FRAGMENTO PROPORCIONADO:
La segunda mayor entidad en Galicia elige a Emilio Saracho, que será presidente a inicios del 2017


redacción / la voz 02/12/2016 05:00

Tras muchas semanas de luchas internas y juegos de equilibrios, el Banco Popular anunció ayer, minutos antes de que abriera la bolsa, el relevo en su presidencia. Ángel Ron, gallego de Santiago que llevaba un decenio como primer ejecutivo, se quedó la madrugada del jueves sin el último apoyo que le quedaba, el de los veteranos de la Sindicatura de Accionistas, los que controlan aproximadamente el 10 % del capital. Estos se habían opuesto a un cambio en la cúpula que estaban demandando los consejeros críticos, pero también el propio mercado, ansioso por recibir alguna señal de mudanza en la gobernanza del Popular.

MATERIAL ENUMERADO:
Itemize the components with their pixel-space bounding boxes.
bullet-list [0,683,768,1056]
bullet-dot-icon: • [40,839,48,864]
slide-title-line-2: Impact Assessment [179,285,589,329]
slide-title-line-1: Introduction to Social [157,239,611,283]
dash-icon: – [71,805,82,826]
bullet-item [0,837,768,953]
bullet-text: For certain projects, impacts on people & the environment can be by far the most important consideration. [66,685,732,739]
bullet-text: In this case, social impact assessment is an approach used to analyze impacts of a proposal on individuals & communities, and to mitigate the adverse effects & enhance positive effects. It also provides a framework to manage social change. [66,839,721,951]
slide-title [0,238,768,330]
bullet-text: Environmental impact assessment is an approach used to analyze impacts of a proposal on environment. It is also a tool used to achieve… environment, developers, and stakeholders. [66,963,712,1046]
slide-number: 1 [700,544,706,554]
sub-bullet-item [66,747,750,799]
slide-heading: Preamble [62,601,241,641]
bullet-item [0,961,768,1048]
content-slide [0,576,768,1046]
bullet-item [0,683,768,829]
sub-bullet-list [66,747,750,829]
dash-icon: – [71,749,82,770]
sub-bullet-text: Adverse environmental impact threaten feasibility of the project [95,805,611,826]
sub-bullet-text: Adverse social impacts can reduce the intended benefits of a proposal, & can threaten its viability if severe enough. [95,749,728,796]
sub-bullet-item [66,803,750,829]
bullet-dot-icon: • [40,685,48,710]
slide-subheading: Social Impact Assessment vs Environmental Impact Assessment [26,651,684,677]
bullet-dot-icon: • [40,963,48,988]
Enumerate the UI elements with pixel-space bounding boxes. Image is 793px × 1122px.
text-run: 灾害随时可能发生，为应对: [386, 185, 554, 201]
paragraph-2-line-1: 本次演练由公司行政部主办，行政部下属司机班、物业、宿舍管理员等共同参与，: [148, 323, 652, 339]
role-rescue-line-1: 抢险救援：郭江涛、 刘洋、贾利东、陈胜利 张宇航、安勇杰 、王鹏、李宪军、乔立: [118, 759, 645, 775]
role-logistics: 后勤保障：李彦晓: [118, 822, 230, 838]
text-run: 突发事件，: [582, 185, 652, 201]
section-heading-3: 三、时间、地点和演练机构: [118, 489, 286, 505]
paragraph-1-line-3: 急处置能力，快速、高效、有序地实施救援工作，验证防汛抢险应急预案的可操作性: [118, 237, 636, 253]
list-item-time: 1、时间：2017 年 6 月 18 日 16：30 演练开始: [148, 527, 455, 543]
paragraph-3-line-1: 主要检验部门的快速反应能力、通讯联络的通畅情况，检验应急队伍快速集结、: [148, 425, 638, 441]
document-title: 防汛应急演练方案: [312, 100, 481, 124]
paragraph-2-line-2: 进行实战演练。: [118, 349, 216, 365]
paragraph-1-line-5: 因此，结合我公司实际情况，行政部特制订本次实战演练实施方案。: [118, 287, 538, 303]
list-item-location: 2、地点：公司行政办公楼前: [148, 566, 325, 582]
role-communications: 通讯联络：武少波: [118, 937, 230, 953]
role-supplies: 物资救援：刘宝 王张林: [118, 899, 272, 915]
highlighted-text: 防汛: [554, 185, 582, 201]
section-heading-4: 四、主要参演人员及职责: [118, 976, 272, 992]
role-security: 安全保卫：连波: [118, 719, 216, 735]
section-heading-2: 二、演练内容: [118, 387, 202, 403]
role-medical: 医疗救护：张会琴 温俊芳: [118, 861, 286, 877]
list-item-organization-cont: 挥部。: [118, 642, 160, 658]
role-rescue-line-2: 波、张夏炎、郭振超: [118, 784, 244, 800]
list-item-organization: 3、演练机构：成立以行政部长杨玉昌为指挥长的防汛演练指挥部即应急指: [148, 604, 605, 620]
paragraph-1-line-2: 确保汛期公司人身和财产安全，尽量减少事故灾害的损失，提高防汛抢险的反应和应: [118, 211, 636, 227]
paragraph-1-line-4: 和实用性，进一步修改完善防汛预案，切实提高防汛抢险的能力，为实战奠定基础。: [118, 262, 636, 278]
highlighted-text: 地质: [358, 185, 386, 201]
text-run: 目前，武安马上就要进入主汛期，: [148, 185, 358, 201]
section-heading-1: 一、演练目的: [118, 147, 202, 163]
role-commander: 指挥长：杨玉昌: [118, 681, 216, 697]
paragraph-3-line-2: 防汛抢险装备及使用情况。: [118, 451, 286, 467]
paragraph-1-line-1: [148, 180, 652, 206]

QUÉ SE PIDE: Reproduce sin cambios el pasaje del fragmento sobre el Banco Popular que empieza con las palabras que contienen "Tras muchas semanas" y termina con "gobernanza del Popular.". Para resolver, básate solo en el fragmento sobre el Banco Popular.

RESPUESTA DEL EJERCICIO:
Tras muchas semanas de luchas internas y juegos de equilibrios, el Banco Popular anunció ayer, minutos antes de que abriera la bolsa, el relevo en su presidencia. Ángel Ron, gallego de Santiago que llevaba un decenio como primer ejecutivo, se quedó la madrugada del jueves sin el último apoyo que le quedaba, el de los veteranos de la Sindicatura de Accionistas, los que controlan aproximadamente el 10 % del capital. Estos se habían opuesto a un cambio en la cúpula que estaban demandando los consejeros críticos, pero también el propio mercado, ansioso por recibir alguna señal de mudanza en la gobernanza del Popular.